=== The input ===
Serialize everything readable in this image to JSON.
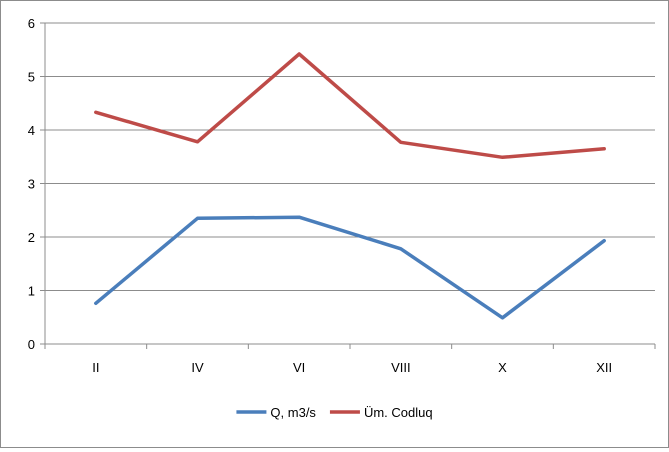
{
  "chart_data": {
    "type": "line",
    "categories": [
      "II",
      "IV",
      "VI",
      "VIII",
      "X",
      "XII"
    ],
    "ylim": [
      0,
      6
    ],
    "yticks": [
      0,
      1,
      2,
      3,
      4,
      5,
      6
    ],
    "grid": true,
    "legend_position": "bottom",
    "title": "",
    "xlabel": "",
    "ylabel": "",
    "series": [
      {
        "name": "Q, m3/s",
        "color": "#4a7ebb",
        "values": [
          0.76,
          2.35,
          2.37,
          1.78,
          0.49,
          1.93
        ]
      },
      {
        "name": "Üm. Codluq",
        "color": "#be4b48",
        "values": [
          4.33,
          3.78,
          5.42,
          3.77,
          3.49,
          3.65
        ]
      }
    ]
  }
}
===
=== The input ===
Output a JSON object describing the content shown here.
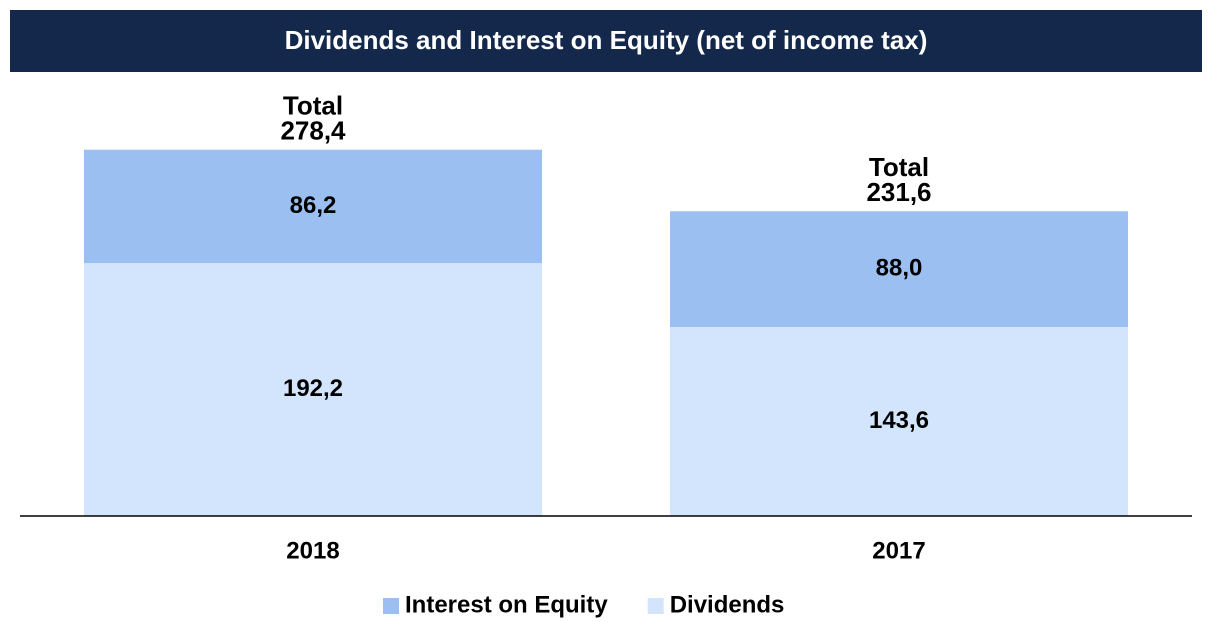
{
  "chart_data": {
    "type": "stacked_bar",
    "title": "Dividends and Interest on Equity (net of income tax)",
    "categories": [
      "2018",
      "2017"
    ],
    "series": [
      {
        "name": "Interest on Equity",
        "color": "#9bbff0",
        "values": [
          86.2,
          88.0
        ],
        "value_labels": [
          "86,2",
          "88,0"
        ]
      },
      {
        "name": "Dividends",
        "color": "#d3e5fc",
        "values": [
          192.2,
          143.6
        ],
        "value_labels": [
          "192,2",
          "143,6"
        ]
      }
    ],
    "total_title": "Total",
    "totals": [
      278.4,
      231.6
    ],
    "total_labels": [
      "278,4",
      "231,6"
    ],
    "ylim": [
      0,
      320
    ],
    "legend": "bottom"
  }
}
===
_Prompt:_ Copy out all lines above that include the string "bottom".

_Correct result:_
    "legend_position": "bottom",
    "legend": "bottom"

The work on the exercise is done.